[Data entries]

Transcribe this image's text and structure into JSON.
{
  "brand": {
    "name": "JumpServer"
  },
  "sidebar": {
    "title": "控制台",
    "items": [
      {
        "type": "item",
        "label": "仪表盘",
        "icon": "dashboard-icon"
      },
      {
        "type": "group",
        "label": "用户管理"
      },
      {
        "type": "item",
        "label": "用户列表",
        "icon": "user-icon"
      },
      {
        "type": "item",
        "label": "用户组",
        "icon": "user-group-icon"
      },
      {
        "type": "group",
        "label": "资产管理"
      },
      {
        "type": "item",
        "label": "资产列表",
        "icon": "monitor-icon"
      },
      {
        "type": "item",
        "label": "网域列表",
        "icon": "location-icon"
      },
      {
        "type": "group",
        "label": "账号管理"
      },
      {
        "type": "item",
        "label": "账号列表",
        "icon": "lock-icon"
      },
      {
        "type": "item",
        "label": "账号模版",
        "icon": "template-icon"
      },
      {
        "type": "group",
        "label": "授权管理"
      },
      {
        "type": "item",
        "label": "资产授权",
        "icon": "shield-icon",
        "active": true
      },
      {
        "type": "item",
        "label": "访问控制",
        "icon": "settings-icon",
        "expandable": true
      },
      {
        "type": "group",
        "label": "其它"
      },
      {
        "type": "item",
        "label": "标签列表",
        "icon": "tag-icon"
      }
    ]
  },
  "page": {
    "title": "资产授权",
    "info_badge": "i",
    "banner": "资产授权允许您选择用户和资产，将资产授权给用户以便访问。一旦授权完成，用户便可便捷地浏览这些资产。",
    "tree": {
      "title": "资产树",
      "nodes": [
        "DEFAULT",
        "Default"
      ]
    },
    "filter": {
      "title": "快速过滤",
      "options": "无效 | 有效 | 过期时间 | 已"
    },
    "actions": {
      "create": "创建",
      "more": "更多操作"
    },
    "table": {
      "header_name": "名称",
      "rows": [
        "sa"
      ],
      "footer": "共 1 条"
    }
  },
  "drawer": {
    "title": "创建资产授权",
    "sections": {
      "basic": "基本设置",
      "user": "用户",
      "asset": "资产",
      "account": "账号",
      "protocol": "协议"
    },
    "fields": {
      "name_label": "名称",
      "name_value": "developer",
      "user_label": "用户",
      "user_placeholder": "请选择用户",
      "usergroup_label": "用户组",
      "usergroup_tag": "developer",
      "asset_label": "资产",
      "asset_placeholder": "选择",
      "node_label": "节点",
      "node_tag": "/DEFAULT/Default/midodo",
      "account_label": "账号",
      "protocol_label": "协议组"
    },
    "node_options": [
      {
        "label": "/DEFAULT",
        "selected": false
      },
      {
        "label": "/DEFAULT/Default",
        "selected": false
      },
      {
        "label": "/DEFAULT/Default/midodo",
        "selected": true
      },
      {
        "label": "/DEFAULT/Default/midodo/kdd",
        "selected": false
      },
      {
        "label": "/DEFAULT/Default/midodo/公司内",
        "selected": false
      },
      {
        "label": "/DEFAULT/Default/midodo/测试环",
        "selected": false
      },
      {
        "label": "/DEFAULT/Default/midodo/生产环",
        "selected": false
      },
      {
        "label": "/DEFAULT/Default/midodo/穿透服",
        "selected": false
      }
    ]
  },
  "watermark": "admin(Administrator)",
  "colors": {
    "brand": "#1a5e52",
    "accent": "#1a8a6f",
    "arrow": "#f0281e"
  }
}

- [Task prompt] Reproduce every record, matching each line exactly.

- [Answer below]
Transcribe this image's text and structure into JSON.
{
  "brand": {
    "name": "JumpServer"
  },
  "sidebar": {
    "title": "控制台",
    "items": [
      {
        "type": "item",
        "label": "仪表盘",
        "icon": "dashboard-icon"
      },
      {
        "type": "group",
        "label": "用户管理"
      },
      {
        "type": "item",
        "label": "用户列表",
        "icon": "user-icon"
      },
      {
        "type": "item",
        "label": "用户组",
        "icon": "user-group-icon"
      },
      {
        "type": "group",
        "label": "资产管理"
      },
      {
        "type": "item",
        "label": "资产列表",
        "icon": "monitor-icon"
      },
      {
        "type": "item",
        "label": "网域列表",
        "icon": "location-icon"
      },
      {
        "type": "group",
        "label": "账号管理"
      },
      {
        "type": "item",
        "label": "账号列表",
        "icon": "lock-icon"
      },
      {
        "type": "item",
        "label": "账号模版",
        "icon": "template-icon"
      },
      {
        "type": "group",
        "label": "授权管理"
      },
      {
        "type": "item",
        "label": "资产授权",
        "icon": "shield-icon",
        "active": true
      },
      {
        "type": "item",
        "label": "访问控制",
        "icon": "settings-icon",
        "expandable": true
      },
      {
        "type": "group",
        "label": "其它"
      },
      {
        "type": "item",
        "label": "标签列表",
        "icon": "tag-icon"
      }
    ]
  },
  "page": {
    "title": "资产授权",
    "info_badge": "i",
    "banner": "资产授权允许您选择用户和资产，将资产授权给用户以便访问。一旦授权完成，用户便可便捷地浏览这些资产。",
    "tree": {
      "title": "资产树",
      "nodes": [
        "DEFAULT",
        "Default"
      ]
    },
    "filter": {
      "title": "快速过滤",
      "options": "无效 | 有效 | 过期时间 | 已"
    },
    "actions": {
      "create": "创建",
      "more": "更多操作"
    },
    "table": {
      "header_name": "名称",
      "rows": [
        "sa"
      ],
      "footer": "共 1 条"
    }
  },
  "drawer": {
    "title": "创建资产授权",
    "sections": {
      "basic": "基本设置",
      "user": "用户",
      "asset": "资产",
      "account": "账号",
      "protocol": "协议"
    },
    "fields": {
      "name_label": "名称",
      "name_value": "developer",
      "user_label": "用户",
      "user_placeholder": "请选择用户",
      "usergroup_label": "用户组",
      "usergroup_tag": "developer",
      "asset_label": "资产",
      "asset_placeholder": "选择",
      "node_label": "节点",
      "node_tag": "/DEFAULT/Default/midodo",
      "account_label": "账号",
      "protocol_label": "协议组"
    },
    "node_options": [
      {
        "label": "/DEFAULT",
        "selected": false
      },
      {
        "label": "/DEFAULT/Default",
        "selected": false
      },
      {
        "label": "/DEFAULT/Default/midodo",
        "selected": true
      },
      {
        "label": "/DEFAULT/Default/midodo/kdd",
        "selected": false
      },
      {
        "label": "/DEFAULT/Default/midodo/公司内",
        "selected": false
      },
      {
        "label": "/DEFAULT/Default/midodo/测试环",
        "selected": false
      },
      {
        "label": "/DEFAULT/Default/midodo/生产环",
        "selected": false
      },
      {
        "label": "/DEFAULT/Default/midodo/穿透服",
        "selected": false
      }
    ]
  },
  "watermark": "admin(Administrator)",
  "colors": {
    "brand": "#1a5e52",
    "accent": "#1a8a6f",
    "arrow": "#f0281e"
  }
}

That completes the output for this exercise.